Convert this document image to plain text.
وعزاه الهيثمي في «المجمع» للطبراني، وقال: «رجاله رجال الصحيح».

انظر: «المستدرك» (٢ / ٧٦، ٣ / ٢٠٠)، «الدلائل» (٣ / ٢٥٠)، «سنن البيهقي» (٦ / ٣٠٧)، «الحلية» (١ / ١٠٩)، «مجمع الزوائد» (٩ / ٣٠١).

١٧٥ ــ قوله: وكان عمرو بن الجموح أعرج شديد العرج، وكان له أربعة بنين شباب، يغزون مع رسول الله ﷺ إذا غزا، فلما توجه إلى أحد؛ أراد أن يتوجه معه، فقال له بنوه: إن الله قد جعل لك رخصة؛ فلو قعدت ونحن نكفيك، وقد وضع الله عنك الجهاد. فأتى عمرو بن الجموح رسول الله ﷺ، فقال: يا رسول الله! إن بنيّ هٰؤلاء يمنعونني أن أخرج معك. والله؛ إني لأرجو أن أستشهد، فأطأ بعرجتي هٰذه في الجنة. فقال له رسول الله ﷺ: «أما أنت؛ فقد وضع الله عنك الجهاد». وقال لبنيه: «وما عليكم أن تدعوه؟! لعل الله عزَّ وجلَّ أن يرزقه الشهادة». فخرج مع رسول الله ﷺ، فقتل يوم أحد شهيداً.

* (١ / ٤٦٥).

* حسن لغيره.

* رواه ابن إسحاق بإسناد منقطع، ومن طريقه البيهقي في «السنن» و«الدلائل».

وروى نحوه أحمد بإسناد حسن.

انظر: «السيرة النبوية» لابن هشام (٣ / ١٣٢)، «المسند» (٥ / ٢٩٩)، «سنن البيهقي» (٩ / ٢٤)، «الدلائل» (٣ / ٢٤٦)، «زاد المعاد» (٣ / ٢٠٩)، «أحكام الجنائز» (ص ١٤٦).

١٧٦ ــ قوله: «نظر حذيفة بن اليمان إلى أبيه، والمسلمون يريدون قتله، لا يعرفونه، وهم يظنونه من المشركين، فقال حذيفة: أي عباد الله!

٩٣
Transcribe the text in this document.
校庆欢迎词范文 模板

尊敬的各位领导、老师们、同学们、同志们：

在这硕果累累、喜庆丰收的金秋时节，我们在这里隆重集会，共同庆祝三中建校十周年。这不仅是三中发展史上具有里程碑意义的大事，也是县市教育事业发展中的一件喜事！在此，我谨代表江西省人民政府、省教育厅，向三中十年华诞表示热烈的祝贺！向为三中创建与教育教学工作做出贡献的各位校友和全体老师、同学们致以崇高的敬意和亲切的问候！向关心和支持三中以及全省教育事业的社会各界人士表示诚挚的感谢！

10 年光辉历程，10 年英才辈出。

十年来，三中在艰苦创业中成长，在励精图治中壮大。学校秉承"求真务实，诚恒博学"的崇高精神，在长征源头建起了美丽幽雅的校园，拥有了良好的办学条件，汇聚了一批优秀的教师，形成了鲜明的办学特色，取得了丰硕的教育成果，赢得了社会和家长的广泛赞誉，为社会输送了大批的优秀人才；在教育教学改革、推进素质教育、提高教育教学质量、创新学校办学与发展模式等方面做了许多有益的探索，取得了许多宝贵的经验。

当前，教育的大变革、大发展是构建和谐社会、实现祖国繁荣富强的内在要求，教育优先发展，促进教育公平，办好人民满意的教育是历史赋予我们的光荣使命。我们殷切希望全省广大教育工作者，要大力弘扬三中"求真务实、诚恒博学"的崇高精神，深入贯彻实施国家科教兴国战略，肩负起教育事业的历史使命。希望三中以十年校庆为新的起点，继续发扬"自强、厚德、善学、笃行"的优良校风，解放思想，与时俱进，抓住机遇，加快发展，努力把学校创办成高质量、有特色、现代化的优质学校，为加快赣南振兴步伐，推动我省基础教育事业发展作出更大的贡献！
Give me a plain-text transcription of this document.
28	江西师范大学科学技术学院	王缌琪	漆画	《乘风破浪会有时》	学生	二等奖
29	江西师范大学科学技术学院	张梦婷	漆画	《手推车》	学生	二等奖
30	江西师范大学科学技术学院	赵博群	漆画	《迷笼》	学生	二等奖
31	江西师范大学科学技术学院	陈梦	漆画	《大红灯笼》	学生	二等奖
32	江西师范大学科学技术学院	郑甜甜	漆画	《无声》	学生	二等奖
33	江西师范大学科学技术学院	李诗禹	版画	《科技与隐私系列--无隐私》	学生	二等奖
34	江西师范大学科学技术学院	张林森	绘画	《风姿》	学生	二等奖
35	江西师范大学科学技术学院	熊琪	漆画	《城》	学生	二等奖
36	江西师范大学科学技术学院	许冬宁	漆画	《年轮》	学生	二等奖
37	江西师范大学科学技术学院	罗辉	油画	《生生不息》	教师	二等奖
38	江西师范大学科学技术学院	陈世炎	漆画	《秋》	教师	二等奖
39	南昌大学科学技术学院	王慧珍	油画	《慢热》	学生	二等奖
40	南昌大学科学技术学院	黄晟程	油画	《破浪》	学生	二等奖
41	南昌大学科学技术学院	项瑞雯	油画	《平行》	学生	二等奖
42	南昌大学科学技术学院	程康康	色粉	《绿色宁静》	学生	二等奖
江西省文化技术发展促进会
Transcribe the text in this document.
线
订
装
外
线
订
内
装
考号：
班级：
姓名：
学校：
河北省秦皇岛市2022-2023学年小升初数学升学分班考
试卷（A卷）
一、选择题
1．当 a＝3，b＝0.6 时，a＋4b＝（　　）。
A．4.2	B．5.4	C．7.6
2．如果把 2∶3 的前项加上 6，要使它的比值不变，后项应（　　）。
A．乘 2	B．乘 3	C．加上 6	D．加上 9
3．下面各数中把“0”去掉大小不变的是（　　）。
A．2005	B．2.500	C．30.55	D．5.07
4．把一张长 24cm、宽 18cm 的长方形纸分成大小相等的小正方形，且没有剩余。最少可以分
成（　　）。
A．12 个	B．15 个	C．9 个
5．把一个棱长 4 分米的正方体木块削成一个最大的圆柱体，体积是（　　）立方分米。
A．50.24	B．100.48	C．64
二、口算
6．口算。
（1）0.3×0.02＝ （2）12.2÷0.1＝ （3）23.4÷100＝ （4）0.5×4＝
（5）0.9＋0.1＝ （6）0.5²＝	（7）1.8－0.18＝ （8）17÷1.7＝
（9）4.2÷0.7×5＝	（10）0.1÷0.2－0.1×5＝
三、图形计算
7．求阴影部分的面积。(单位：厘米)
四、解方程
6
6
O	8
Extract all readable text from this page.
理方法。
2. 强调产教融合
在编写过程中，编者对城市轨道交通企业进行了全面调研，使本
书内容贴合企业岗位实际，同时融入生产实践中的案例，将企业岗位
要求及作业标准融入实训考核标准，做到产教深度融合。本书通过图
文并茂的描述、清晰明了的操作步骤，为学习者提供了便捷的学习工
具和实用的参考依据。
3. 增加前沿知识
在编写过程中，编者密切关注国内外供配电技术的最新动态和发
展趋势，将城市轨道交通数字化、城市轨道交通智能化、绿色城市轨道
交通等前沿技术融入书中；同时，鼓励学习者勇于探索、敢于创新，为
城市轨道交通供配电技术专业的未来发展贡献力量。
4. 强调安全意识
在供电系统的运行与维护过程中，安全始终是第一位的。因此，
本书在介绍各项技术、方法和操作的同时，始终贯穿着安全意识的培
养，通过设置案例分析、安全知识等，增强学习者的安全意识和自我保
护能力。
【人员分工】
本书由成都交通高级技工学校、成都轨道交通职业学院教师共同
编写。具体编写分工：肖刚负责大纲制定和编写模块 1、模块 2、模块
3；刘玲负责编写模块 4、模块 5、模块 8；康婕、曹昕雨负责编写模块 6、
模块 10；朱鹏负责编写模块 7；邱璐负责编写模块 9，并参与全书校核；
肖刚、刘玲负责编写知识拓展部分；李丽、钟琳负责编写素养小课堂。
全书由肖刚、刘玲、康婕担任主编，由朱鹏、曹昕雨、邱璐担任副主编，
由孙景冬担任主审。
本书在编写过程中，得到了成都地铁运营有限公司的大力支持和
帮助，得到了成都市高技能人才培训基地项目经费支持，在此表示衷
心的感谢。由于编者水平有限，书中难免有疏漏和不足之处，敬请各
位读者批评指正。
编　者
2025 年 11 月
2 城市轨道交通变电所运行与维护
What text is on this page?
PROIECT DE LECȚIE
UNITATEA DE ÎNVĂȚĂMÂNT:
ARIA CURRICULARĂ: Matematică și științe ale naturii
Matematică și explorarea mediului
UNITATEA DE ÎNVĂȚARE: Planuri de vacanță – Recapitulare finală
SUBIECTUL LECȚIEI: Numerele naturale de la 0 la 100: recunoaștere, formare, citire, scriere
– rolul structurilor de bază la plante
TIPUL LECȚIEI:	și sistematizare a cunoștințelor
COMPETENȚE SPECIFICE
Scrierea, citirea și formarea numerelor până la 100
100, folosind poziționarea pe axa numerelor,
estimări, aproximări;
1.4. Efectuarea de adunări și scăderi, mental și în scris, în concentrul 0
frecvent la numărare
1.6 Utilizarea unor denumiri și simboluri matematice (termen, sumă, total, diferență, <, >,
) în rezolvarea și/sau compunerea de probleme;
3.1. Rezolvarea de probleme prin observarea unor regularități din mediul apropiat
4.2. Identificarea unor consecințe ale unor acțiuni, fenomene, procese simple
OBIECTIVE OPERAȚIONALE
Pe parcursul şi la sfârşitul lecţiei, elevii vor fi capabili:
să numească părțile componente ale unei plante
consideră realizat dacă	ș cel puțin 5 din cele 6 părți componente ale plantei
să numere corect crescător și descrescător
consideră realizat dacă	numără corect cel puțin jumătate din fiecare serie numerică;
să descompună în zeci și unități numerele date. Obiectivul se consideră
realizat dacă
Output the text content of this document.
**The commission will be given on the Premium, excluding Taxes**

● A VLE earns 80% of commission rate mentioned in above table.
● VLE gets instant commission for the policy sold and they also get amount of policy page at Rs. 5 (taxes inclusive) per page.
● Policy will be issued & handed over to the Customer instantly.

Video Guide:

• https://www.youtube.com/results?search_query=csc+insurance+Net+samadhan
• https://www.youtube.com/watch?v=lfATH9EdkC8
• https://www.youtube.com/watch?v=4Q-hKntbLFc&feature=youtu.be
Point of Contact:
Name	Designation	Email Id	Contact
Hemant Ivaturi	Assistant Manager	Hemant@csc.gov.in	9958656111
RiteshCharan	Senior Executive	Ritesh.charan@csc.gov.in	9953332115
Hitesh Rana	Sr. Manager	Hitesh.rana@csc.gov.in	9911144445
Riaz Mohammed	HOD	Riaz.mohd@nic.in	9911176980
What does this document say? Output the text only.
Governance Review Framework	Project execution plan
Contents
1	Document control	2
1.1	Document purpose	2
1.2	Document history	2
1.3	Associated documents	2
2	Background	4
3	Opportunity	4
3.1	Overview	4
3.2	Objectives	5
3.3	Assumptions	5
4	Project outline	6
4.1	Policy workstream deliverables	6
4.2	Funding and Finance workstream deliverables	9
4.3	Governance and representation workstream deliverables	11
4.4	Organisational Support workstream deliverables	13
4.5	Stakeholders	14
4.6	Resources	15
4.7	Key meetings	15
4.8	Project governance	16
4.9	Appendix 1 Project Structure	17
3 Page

# EXERCISE BRIEF
Go through the material line by line. Show each line that contains the string "consideră".

# RESULT FOR THIS EXERCISE
consideră realizat dacă	ș cel puțin 5 din cele 6 părți componente ale plantei
consideră realizat dacă	numără corect cel puțin jumătate din fiecare serie numerică;
să descompună în zeci și unități numerele date. Obiectivul se consideră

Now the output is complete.